From the listing, collect all lines containing the word "Sara".

=======

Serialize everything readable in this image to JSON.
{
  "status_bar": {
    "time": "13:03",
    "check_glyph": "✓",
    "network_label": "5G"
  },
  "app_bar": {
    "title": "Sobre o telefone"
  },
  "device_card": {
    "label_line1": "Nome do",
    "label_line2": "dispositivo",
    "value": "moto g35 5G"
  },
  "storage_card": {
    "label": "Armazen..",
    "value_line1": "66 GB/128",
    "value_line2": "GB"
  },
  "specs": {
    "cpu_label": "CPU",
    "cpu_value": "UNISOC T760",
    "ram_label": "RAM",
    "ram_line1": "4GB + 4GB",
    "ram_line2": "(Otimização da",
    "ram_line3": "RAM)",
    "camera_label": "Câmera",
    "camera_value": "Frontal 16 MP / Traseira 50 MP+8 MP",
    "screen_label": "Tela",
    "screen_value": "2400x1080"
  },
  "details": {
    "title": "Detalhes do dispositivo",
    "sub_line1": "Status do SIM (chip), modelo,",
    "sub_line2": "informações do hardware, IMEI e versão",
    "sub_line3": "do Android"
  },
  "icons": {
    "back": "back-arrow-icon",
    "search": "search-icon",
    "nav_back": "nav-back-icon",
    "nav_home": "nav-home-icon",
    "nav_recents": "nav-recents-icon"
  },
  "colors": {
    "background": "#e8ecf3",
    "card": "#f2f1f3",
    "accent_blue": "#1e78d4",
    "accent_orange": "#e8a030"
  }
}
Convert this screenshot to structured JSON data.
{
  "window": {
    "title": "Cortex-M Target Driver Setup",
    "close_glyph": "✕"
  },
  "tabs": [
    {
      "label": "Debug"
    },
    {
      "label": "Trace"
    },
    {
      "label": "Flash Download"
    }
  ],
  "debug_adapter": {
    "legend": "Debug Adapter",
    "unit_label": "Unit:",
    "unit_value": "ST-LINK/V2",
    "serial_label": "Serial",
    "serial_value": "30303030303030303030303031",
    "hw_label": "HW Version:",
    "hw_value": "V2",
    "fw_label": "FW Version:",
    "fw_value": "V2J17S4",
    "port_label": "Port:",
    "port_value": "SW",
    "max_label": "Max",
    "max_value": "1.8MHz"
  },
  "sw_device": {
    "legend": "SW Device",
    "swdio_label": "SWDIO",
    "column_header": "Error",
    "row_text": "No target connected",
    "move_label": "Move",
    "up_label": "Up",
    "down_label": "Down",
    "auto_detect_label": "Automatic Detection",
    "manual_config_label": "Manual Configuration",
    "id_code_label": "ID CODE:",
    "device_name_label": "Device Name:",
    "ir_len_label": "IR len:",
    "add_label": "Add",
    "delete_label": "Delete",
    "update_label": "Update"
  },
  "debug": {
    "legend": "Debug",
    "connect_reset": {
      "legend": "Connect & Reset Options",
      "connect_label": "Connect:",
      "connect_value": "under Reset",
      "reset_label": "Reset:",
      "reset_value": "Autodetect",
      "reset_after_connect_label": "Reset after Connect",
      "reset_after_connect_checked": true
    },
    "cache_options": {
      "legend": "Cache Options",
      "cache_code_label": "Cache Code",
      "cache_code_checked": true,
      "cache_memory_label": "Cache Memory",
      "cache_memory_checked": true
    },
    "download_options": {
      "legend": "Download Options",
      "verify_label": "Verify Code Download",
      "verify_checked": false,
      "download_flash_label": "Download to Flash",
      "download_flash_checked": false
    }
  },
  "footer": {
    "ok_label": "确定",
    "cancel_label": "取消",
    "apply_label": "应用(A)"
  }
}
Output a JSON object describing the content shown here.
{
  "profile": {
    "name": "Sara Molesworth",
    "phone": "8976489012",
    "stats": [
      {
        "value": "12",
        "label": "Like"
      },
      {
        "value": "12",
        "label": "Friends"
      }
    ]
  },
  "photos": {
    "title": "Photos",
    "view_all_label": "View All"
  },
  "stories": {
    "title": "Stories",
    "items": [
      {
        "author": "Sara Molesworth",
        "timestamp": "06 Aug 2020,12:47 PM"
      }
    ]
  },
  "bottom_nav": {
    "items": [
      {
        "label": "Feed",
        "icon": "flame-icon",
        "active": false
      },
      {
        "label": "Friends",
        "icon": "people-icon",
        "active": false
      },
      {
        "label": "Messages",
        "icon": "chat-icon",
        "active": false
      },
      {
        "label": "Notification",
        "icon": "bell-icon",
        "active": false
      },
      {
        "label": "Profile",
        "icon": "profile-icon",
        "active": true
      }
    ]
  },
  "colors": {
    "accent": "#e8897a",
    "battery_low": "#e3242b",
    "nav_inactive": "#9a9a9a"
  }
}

=======

→ Exercise answer:
    "name": "Sara Molesworth",
        "author": "Sara Molesworth",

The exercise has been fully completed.